━━━ Listed records ━━━

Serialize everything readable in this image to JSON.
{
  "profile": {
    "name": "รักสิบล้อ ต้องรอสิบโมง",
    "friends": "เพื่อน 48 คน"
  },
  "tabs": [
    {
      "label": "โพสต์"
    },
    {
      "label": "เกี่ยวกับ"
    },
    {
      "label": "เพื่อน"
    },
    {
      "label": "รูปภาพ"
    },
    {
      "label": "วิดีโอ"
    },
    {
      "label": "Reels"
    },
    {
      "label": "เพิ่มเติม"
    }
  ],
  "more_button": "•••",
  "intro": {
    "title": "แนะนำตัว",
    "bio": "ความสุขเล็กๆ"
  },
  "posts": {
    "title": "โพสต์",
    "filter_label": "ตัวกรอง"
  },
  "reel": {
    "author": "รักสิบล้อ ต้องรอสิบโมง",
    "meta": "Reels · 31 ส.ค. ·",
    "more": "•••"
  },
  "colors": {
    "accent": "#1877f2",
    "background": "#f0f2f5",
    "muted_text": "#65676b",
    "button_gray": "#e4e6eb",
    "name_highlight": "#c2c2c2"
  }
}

━━━
━━━ Listed records ━━━

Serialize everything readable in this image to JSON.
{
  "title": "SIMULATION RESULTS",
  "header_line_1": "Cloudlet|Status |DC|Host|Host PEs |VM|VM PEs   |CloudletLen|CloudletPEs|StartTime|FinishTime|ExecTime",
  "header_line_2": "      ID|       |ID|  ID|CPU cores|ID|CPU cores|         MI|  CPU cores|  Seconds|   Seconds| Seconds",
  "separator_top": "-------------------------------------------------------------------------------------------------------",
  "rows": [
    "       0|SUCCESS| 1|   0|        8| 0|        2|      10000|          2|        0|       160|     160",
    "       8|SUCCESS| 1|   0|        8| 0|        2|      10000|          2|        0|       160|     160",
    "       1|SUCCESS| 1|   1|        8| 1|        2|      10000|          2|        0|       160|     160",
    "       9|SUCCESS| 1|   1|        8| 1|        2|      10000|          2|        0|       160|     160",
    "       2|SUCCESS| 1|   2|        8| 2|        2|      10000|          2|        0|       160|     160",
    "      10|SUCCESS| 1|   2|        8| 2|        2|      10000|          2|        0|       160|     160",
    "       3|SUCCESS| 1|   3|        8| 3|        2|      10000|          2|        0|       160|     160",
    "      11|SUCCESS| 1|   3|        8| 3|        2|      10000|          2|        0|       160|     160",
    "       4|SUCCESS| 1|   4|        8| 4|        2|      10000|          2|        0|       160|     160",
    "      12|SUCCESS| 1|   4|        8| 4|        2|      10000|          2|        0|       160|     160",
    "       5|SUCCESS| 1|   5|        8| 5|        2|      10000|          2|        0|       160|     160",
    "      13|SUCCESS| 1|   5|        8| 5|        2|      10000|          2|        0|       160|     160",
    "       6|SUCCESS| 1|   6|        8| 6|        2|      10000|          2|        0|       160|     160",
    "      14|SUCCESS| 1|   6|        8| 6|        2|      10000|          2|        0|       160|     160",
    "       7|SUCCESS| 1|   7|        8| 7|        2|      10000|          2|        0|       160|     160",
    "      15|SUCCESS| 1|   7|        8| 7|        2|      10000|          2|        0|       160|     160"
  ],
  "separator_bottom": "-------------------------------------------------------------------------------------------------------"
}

━━━

Problem to solve
Using the listing above, pick out each line that contains the word "title", then copy it.

Complete output
    "title": "แนะนำตัว",
    "title": "โพสต์",
  "title": "SIMULATION RESULTS",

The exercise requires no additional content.